- **SHORT EXERCISE**: Copy out the entries below precisely; nothing is to be omitted.

- **THE INPUT**:
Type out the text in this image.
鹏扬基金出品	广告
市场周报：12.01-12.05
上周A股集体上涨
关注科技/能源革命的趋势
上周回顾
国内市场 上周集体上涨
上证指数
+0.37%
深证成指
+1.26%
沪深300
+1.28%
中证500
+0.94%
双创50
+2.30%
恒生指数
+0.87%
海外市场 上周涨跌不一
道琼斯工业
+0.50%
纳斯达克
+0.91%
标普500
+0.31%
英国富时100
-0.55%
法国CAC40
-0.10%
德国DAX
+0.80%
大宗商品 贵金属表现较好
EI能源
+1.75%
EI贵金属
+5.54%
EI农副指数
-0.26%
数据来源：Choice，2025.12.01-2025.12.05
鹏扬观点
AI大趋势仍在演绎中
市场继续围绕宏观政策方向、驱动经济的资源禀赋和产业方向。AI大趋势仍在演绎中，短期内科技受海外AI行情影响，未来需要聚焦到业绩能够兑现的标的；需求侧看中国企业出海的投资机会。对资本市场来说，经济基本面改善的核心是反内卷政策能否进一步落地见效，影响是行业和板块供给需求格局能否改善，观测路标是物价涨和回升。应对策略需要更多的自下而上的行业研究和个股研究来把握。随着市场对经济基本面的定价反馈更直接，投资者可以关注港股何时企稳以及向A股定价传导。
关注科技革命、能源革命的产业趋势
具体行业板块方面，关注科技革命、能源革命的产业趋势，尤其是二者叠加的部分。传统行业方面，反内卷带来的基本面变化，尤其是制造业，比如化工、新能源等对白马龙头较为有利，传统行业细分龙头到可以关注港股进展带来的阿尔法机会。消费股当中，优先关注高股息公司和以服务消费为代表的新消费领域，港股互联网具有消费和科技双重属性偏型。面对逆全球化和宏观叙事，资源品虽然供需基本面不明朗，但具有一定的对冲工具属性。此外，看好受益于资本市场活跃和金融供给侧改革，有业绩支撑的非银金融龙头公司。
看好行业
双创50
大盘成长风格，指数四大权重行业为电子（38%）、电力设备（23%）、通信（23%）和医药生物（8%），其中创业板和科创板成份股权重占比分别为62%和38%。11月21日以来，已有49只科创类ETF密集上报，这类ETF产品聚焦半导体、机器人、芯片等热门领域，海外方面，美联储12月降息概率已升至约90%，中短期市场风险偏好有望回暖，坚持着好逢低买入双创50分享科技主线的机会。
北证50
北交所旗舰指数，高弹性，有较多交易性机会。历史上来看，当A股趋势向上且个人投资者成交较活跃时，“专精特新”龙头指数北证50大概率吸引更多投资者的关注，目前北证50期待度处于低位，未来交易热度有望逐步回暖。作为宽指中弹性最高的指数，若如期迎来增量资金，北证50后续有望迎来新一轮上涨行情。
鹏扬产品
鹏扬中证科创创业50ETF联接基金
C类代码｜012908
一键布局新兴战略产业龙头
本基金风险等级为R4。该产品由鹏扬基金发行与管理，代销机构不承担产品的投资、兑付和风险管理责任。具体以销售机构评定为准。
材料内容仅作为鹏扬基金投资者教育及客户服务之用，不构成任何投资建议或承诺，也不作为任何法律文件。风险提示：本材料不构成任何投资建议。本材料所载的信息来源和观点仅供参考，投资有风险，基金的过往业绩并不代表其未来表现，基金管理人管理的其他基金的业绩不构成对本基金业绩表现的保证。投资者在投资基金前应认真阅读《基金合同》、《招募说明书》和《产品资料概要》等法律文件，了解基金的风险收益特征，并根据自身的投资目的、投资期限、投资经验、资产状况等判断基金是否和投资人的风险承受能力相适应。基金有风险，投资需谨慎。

- **SOLUTION**:
Type out the text in this image.
鹏扬基金出品	广告
市场周报：12.01-12.05
上周A股集体上涨
关注科技/能源革命的趋势
上周回顾
国内市场 上周集体上涨
上证指数
+0.37%
深证成指
+1.26%
沪深300
+1.28%
中证500
+0.94%
双创50
+2.30%
恒生指数
+0.87%
海外市场 上周涨跌不一
道琼斯工业
+0.50%
纳斯达克
+0.91%
标普500
+0.31%
英国富时100
-0.55%
法国CAC40
-0.10%
德国DAX
+0.80%
大宗商品 贵金属表现较好
EI能源
+1.75%
EI贵金属
+5.54%
EI农副指数
-0.26%
数据来源：Choice，2025.12.01-2025.12.05
鹏扬观点
AI大趋势仍在演绎中
市场继续围绕宏观政策方向、驱动经济的资源禀赋和产业方向。AI大趋势仍在演绎中，短期内科技受海外AI行情影响，未来需要聚焦到业绩能够兑现的标的；需求侧看中国企业出海的投资机会。对资本市场来说，经济基本面改善的核心是反内卷政策能否进一步落地见效，影响是行业和板块供给需求格局能否改善，观测路标是物价涨和回升。应对策略需要更多的自下而上的行业研究和个股研究来把握。随着市场对经济基本面的定价反馈更直接，投资者可以关注港股何时企稳以及向A股定价传导。
关注科技革命、能源革命的产业趋势
具体行业板块方面，关注科技革命、能源革命的产业趋势，尤其是二者叠加的部分。传统行业方面，反内卷带来的基本面变化，尤其是制造业，比如化工、新能源等对白马龙头较为有利，传统行业细分龙头到可以关注港股进展带来的阿尔法机会。消费股当中，优先关注高股息公司和以服务消费为代表的新消费领域，港股互联网具有消费和科技双重属性偏型。面对逆全球化和宏观叙事，资源品虽然供需基本面不明朗，但具有一定的对冲工具属性。此外，看好受益于资本市场活跃和金融供给侧改革，有业绩支撑的非银金融龙头公司。
看好行业
双创50
大盘成长风格，指数四大权重行业为电子（38%）、电力设备（23%）、通信（23%）和医药生物（8%），其中创业板和科创板成份股权重占比分别为62%和38%。11月21日以来，已有49只科创类ETF密集上报，这类ETF产品聚焦半导体、机器人、芯片等热门领域，海外方面，美联储12月降息概率已升至约90%，中短期市场风险偏好有望回暖，坚持着好逢低买入双创50分享科技主线的机会。
北证50
北交所旗舰指数，高弹性，有较多交易性机会。历史上来看，当A股趋势向上且个人投资者成交较活跃时，“专精特新”龙头指数北证50大概率吸引更多投资者的关注，目前北证50期待度处于低位，未来交易热度有望逐步回暖。作为宽指中弹性最高的指数，若如期迎来增量资金，北证50后续有望迎来新一轮上涨行情。
鹏扬产品
鹏扬中证科创创业50ETF联接基金
C类代码｜012908
一键布局新兴战略产业龙头
本基金风险等级为R4。该产品由鹏扬基金发行与管理，代销机构不承担产品的投资、兑付和风险管理责任。具体以销售机构评定为准。
材料内容仅作为鹏扬基金投资者教育及客户服务之用，不构成任何投资建议或承诺，也不作为任何法律文件。风险提示：本材料不构成任何投资建议。本材料所载的信息来源和观点仅供参考，投资有风险，基金的过往业绩并不代表其未来表现，基金管理人管理的其他基金的业绩不构成对本基金业绩表现的保证。投资者在投资基金前应认真阅读《基金合同》、《招募说明书》和《产品资料概要》等法律文件，了解基金的风险收益特征，并根据自身的投资目的、投资期限、投资经验、资产状况等判断基金是否和投资人的风险承受能力相适应。基金有风险，投资需谨慎。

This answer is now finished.